[BEGIN The data]

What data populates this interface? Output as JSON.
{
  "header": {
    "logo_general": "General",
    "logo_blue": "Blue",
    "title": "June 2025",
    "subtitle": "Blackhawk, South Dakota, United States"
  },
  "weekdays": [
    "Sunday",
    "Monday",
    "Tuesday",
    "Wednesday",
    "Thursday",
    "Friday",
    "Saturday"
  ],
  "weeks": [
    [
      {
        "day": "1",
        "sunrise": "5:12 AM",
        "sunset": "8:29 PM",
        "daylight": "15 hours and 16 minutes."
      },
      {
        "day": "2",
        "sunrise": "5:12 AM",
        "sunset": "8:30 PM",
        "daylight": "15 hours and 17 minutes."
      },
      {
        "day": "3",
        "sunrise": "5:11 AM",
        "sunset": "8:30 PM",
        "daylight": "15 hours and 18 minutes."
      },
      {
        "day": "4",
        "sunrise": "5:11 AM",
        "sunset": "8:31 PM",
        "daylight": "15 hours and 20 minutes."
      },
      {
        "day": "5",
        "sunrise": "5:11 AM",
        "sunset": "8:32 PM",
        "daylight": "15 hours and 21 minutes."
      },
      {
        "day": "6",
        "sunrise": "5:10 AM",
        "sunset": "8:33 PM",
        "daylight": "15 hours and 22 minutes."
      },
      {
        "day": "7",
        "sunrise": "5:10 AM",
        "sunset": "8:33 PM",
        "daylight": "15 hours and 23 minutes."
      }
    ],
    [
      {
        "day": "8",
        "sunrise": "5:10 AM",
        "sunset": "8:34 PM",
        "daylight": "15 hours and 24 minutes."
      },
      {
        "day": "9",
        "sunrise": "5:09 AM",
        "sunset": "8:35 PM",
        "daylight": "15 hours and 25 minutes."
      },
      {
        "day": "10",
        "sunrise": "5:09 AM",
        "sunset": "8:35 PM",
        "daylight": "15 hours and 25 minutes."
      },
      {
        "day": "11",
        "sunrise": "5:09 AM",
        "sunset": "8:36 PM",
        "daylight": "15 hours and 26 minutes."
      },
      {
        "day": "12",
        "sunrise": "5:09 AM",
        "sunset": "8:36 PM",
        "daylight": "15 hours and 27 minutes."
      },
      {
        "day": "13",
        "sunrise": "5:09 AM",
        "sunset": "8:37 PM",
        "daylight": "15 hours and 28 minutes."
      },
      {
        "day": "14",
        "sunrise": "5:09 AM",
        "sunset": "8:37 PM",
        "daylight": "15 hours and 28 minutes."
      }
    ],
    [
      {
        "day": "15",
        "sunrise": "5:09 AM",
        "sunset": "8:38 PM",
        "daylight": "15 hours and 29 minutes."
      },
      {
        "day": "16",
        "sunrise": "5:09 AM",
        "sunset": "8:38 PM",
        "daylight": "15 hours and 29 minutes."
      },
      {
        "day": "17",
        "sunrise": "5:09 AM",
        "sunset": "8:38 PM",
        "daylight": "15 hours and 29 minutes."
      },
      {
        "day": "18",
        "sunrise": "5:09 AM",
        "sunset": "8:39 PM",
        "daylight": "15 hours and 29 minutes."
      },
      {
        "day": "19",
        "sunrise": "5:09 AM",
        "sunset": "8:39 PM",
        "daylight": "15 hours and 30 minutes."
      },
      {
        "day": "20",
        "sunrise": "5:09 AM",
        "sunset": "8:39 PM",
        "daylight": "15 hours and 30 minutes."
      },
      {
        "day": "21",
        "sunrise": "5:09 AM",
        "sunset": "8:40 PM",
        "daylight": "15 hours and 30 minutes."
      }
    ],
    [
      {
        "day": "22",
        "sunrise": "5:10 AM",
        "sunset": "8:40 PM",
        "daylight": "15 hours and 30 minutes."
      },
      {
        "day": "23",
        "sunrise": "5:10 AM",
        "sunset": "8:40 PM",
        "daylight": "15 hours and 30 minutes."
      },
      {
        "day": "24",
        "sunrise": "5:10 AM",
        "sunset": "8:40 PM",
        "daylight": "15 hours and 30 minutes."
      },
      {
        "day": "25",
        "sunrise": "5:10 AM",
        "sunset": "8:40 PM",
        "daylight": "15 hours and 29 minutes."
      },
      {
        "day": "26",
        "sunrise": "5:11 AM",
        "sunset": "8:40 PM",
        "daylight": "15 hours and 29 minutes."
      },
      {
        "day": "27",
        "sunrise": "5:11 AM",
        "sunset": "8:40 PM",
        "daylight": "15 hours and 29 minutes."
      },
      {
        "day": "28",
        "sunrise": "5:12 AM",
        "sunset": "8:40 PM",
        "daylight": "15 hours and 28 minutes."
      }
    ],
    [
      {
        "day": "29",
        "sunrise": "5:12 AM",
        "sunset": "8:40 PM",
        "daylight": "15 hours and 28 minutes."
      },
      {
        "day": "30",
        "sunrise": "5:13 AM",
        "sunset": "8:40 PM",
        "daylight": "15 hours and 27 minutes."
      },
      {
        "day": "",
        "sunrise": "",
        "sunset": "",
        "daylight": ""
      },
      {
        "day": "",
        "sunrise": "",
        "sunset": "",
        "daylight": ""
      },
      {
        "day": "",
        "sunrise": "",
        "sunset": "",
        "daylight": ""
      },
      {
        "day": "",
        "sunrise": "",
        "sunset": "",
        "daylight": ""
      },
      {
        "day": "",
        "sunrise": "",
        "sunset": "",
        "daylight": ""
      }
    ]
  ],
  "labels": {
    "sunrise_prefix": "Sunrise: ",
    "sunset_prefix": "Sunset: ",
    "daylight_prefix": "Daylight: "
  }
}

[END The data]

Show the data once more, exactly as it was written.

Response =
What data populates this interface? Output as JSON.
{
  "header": {
    "logo_general": "General",
    "logo_blue": "Blue",
    "title": "June 2025",
    "subtitle": "Blackhawk, South Dakota, United States"
  },
  "weekdays": [
    "Sunday",
    "Monday",
    "Tuesday",
    "Wednesday",
    "Thursday",
    "Friday",
    "Saturday"
  ],
  "weeks": [
    [
      {
        "day": "1",
        "sunrise": "5:12 AM",
        "sunset": "8:29 PM",
        "daylight": "15 hours and 16 minutes."
      },
      {
        "day": "2",
        "sunrise": "5:12 AM",
        "sunset": "8:30 PM",
        "daylight": "15 hours and 17 minutes."
      },
      {
        "day": "3",
        "sunrise": "5:11 AM",
        "sunset": "8:30 PM",
        "daylight": "15 hours and 18 minutes."
      },
      {
        "day": "4",
        "sunrise": "5:11 AM",
        "sunset": "8:31 PM",
        "daylight": "15 hours and 20 minutes."
      },
      {
        "day": "5",
        "sunrise": "5:11 AM",
        "sunset": "8:32 PM",
        "daylight": "15 hours and 21 minutes."
      },
      {
        "day": "6",
        "sunrise": "5:10 AM",
        "sunset": "8:33 PM",
        "daylight": "15 hours and 22 minutes."
      },
      {
        "day": "7",
        "sunrise": "5:10 AM",
        "sunset": "8:33 PM",
        "daylight": "15 hours and 23 minutes."
      }
    ],
    [
      {
        "day": "8",
        "sunrise": "5:10 AM",
        "sunset": "8:34 PM",
        "daylight": "15 hours and 24 minutes."
      },
      {
        "day": "9",
        "sunrise": "5:09 AM",
        "sunset": "8:35 PM",
        "daylight": "15 hours and 25 minutes."
      },
      {
        "day": "10",
        "sunrise": "5:09 AM",
        "sunset": "8:35 PM",
        "daylight": "15 hours and 25 minutes."
      },
      {
        "day": "11",
        "sunrise": "5:09 AM",
        "sunset": "8:36 PM",
        "daylight": "15 hours and 26 minutes."
      },
      {
        "day": "12",
        "sunrise": "5:09 AM",
        "sunset": "8:36 PM",
        "daylight": "15 hours and 27 minutes."
      },
      {
        "day": "13",
        "sunrise": "5:09 AM",
        "sunset": "8:37 PM",
        "daylight": "15 hours and 28 minutes."
      },
      {
        "day": "14",
        "sunrise": "5:09 AM",
        "sunset": "8:37 PM",
        "daylight": "15 hours and 28 minutes."
      }
    ],
    [
      {
        "day": "15",
        "sunrise": "5:09 AM",
        "sunset": "8:38 PM",
        "daylight": "15 hours and 29 minutes."
      },
      {
        "day": "16",
        "sunrise": "5:09 AM",
        "sunset": "8:38 PM",
        "daylight": "15 hours and 29 minutes."
      },
      {
        "day": "17",
        "sunrise": "5:09 AM",
        "sunset": "8:38 PM",
        "daylight": "15 hours and 29 minutes."
      },
      {
        "day": "18",
        "sunrise": "5:09 AM",
        "sunset": "8:39 PM",
        "daylight": "15 hours and 29 minutes."
      },
      {
        "day": "19",
        "sunrise": "5:09 AM",
        "sunset": "8:39 PM",
        "daylight": "15 hours and 30 minutes."
      },
      {
        "day": "20",
        "sunrise": "5:09 AM",
        "sunset": "8:39 PM",
        "daylight": "15 hours and 30 minutes."
      },
      {
        "day": "21",
        "sunrise": "5:09 AM",
        "sunset": "8:40 PM",
        "daylight": "15 hours and 30 minutes."
      }
    ],
    [
      {
        "day": "22",
        "sunrise": "5:10 AM",
        "sunset": "8:40 PM",
        "daylight": "15 hours and 30 minutes."
      },
      {
        "day": "23",
        "sunrise": "5:10 AM",
        "sunset": "8:40 PM",
        "daylight": "15 hours and 30 minutes."
      },
      {
        "day": "24",
        "sunrise": "5:10 AM",
        "sunset": "8:40 PM",
        "daylight": "15 hours and 30 minutes."
      },
      {
        "day": "25",
        "sunrise": "5:10 AM",
        "sunset": "8:40 PM",
        "daylight": "15 hours and 29 minutes."
      },
      {
        "day": "26",
        "sunrise": "5:11 AM",
        "sunset": "8:40 PM",
        "daylight": "15 hours and 29 minutes."
      },
      {
        "day": "27",
        "sunrise": "5:11 AM",
        "sunset": "8:40 PM",
        "daylight": "15 hours and 29 minutes."
      },
      {
        "day": "28",
        "sunrise": "5:12 AM",
        "sunset": "8:40 PM",
        "daylight": "15 hours and 28 minutes."
      }
    ],
    [
      {
        "day": "29",
        "sunrise": "5:12 AM",
        "sunset": "8:40 PM",
        "daylight": "15 hours and 28 minutes."
      },
      {
        "day": "30",
        "sunrise": "5:13 AM",
        "sunset": "8:40 PM",
        "daylight": "15 hours and 27 minutes."
      },
      {
        "day": "",
        "sunrise": "",
        "sunset": "",
        "daylight": ""
      },
      {
        "day": "",
        "sunrise": "",
        "sunset": "",
        "daylight": ""
      },
      {
        "day": "",
        "sunrise": "",
        "sunset": "",
        "daylight": ""
      },
      {
        "day": "",
        "sunrise": "",
        "sunset": "",
        "daylight": ""
      },
      {
        "day": "",
        "sunrise": "",
        "sunset": "",
        "daylight": ""
      }
    ]
  ],
  "labels": {
    "sunrise_prefix": "Sunrise: ",
    "sunset_prefix": "Sunset: ",
    "daylight_prefix": "Daylight: "
  }
}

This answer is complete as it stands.